**Goal:** In the entries below, count every line with the word "description". Return only the count.

--- BEGIN Working data ---

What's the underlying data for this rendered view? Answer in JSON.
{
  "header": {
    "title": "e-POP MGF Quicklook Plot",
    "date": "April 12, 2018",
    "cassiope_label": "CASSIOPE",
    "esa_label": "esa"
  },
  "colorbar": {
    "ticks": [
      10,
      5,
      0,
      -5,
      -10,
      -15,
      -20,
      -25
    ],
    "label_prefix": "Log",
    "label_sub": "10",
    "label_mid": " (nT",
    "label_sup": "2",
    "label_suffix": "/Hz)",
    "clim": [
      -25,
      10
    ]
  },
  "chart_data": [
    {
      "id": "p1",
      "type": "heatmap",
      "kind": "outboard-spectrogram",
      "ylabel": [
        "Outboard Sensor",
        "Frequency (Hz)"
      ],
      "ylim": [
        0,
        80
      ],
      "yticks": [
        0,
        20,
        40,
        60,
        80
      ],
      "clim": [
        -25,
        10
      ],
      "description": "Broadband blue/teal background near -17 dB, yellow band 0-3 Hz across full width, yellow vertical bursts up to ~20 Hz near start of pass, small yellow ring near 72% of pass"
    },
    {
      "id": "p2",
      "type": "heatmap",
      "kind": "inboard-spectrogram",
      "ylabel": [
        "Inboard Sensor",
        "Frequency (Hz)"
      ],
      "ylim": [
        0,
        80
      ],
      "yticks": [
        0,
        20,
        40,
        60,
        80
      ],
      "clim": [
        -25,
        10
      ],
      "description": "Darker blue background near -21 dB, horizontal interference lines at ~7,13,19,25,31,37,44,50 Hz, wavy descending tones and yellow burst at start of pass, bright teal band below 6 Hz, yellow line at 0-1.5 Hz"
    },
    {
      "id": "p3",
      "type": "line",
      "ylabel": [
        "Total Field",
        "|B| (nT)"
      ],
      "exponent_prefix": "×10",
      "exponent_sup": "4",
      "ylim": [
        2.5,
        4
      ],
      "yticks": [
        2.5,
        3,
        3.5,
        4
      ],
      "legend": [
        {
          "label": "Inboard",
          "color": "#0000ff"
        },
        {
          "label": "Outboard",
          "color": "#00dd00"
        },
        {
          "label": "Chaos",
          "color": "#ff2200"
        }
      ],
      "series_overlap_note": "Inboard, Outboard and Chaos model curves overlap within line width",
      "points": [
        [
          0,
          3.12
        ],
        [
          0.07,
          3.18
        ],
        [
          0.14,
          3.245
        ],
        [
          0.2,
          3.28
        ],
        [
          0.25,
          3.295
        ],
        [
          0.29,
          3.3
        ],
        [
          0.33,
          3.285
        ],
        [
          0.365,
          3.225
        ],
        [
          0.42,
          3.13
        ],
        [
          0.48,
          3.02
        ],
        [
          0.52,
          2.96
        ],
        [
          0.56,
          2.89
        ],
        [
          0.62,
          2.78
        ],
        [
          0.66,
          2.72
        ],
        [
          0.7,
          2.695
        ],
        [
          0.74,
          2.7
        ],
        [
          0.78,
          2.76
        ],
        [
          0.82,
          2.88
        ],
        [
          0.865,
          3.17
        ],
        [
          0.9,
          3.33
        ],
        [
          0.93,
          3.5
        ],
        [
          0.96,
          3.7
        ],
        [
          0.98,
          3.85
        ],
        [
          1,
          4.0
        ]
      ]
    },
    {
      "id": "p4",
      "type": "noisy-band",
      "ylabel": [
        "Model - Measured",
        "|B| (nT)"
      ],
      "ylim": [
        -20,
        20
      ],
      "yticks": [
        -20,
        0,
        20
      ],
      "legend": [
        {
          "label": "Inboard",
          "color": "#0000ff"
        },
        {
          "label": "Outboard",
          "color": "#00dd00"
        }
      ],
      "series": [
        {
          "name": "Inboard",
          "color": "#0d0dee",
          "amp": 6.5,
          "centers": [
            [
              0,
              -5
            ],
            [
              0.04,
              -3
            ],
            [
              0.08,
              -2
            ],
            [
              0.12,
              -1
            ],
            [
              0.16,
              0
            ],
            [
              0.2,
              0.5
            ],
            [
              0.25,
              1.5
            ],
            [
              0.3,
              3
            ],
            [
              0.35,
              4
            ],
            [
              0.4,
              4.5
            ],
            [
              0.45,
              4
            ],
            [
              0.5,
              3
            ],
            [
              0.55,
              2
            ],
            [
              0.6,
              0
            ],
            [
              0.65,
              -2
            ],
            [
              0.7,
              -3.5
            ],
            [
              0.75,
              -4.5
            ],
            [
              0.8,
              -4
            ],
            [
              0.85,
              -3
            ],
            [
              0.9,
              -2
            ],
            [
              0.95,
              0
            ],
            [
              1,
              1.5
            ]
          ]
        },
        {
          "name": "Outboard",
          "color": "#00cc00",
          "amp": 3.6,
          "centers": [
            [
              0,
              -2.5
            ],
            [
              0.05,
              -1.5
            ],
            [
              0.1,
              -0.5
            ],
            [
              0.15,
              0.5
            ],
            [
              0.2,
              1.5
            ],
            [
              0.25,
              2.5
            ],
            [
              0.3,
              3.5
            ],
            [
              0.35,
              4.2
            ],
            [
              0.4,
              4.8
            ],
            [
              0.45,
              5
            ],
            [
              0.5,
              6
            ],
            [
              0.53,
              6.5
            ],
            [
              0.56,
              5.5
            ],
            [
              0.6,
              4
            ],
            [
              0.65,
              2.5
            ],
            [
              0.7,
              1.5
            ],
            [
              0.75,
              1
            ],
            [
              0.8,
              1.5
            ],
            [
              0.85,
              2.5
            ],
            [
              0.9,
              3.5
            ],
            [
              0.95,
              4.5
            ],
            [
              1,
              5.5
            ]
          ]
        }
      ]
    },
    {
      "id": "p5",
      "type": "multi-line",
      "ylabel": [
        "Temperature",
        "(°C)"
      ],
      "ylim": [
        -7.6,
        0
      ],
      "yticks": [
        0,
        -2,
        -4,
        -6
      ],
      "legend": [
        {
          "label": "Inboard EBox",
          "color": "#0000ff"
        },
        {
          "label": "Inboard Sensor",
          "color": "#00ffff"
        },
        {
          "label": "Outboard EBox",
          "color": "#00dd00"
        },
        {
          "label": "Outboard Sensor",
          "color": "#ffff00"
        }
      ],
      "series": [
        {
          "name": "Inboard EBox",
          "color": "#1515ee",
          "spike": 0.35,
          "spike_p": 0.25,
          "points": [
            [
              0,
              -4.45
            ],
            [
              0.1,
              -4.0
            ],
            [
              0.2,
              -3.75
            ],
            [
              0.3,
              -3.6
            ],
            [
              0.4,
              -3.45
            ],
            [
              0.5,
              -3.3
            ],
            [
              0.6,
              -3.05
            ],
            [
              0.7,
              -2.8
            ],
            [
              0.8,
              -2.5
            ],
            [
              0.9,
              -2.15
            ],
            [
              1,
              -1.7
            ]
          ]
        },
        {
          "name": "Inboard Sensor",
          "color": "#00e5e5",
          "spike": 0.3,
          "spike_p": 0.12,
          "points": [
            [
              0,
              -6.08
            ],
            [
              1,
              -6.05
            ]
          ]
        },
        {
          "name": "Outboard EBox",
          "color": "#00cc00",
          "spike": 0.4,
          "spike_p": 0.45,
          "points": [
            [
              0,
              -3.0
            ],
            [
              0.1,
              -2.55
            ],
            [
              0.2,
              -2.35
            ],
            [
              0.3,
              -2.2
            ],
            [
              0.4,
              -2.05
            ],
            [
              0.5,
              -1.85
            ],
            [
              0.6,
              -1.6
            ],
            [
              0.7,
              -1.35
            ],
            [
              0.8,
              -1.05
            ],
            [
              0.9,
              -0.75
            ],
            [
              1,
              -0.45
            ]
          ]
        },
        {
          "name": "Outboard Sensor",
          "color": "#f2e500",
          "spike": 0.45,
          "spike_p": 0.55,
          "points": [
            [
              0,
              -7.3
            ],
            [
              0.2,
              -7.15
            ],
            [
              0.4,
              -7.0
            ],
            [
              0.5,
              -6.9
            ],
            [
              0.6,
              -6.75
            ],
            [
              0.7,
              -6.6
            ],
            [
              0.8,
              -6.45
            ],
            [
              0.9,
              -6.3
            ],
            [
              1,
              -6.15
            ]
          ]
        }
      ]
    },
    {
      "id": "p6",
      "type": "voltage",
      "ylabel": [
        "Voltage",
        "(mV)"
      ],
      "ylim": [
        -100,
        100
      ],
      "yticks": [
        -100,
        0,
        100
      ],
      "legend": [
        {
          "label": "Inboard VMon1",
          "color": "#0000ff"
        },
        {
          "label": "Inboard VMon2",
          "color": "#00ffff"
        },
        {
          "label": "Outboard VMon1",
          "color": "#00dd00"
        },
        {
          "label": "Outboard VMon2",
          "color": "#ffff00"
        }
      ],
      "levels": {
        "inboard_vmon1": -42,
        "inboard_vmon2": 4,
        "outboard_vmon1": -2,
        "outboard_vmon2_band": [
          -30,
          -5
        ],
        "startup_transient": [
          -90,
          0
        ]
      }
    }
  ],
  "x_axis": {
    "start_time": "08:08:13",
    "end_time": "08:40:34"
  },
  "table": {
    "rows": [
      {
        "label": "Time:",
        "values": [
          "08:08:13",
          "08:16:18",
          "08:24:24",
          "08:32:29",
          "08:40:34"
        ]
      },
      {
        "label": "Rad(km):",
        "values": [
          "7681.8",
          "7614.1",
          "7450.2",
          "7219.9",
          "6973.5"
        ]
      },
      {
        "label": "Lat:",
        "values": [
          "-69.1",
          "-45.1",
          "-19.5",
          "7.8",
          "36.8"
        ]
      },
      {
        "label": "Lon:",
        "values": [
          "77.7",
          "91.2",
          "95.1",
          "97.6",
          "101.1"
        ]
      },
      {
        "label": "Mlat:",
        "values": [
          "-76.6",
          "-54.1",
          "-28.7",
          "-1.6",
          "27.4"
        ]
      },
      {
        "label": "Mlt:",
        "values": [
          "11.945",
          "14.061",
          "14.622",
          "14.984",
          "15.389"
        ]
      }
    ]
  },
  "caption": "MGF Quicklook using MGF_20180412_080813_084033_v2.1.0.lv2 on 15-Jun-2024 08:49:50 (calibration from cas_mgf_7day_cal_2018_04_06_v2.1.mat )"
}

--- END Working data ---

**Exercise result:** 2